▸ **Stated problem**
Scan the entries below for the word "shaded". Copy each line that has it.

----- Rows -----

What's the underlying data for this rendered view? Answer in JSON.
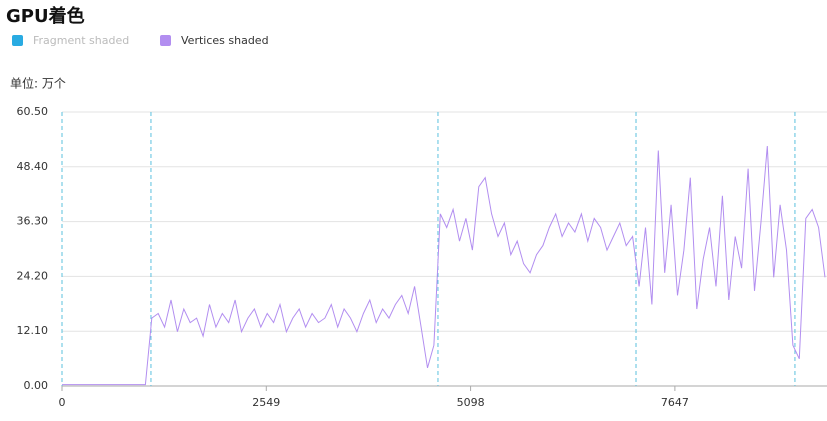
{
  "chart_data": {
    "type": "line",
    "title": "GPU着色",
    "y_label": "单位: 万个",
    "x": [
      0,
      80,
      160,
      240,
      320,
      400,
      480,
      560,
      640,
      720,
      800,
      880,
      960,
      1040,
      1120,
      1200,
      1280,
      1360,
      1440,
      1520,
      1600,
      1680,
      1760,
      1840,
      1920,
      2000,
      2080,
      2160,
      2240,
      2320,
      2400,
      2480,
      2560,
      2640,
      2720,
      2800,
      2880,
      2960,
      3040,
      3120,
      3200,
      3280,
      3360,
      3440,
      3520,
      3600,
      3680,
      3760,
      3840,
      3920,
      4000,
      4080,
      4160,
      4240,
      4320,
      4400,
      4480,
      4560,
      4640,
      4720,
      4800,
      4880,
      4960,
      5040,
      5120,
      5200,
      5280,
      5360,
      5440,
      5520,
      5600,
      5680,
      5760,
      5840,
      5920,
      6000,
      6080,
      6160,
      6240,
      6320,
      6400,
      6480,
      6560,
      6640,
      6720,
      6800,
      6880,
      6960,
      7040,
      7120,
      7200,
      7280,
      7360,
      7440,
      7520,
      7600,
      7680,
      7760,
      7840,
      7920,
      8000,
      8080,
      8160,
      8240,
      8320,
      8400,
      8480,
      8560,
      8640,
      8720,
      8800,
      8880,
      8960,
      9040,
      9120,
      9200,
      9280,
      9360,
      9440,
      9520
    ],
    "series": [
      {
        "name": "Fragment shaded",
        "color": "#29abe2",
        "hidden": true
      },
      {
        "name": "Vertices shaded",
        "color": "#b28ef0",
        "values": [
          0.3,
          0.3,
          0.3,
          0.3,
          0.3,
          0.3,
          0.3,
          0.3,
          0.3,
          0.3,
          0.3,
          0.3,
          0.3,
          0.3,
          15,
          16,
          13,
          19,
          12,
          17,
          14,
          15,
          11,
          18,
          13,
          16,
          14,
          19,
          12,
          15,
          17,
          13,
          16,
          14,
          18,
          12,
          15,
          17,
          13,
          16,
          14,
          15,
          18,
          13,
          17,
          15,
          12,
          16,
          19,
          14,
          17,
          15,
          18,
          20,
          16,
          22,
          13,
          4,
          9,
          38,
          35,
          39,
          32,
          37,
          30,
          44,
          46,
          38,
          33,
          36,
          29,
          32,
          27,
          25,
          29,
          31,
          35,
          38,
          33,
          36,
          34,
          38,
          32,
          37,
          35,
          30,
          33,
          36,
          31,
          33,
          22,
          35,
          18,
          52,
          25,
          40,
          20,
          30,
          46,
          17,
          28,
          35,
          22,
          42,
          19,
          33,
          26,
          48,
          21,
          36,
          53,
          24,
          40,
          30,
          9,
          6,
          37,
          39,
          35,
          24
        ]
      }
    ],
    "xlim": [
      0,
      9545
    ],
    "xticks": [
      0,
      2549,
      5098,
      7647
    ],
    "ylim": [
      0,
      60.5
    ],
    "yticks": [
      {
        "value": 0,
        "label": "0.00"
      },
      {
        "value": 12.1,
        "label": "12.10"
      },
      {
        "value": 24.2,
        "label": "24.20"
      },
      {
        "value": 36.3,
        "label": "36.30"
      },
      {
        "value": 48.4,
        "label": "48.40"
      },
      {
        "value": 60.5,
        "label": "60.50"
      }
    ],
    "grid": true,
    "vlines": [
      0,
      1110,
      4691,
      7162,
      9145
    ],
    "vline_color": "#5bc0de"
  }
}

-----

▸ **Response for this exercise**
        "name": "Fragment shaded",
        "name": "Vertices shaded",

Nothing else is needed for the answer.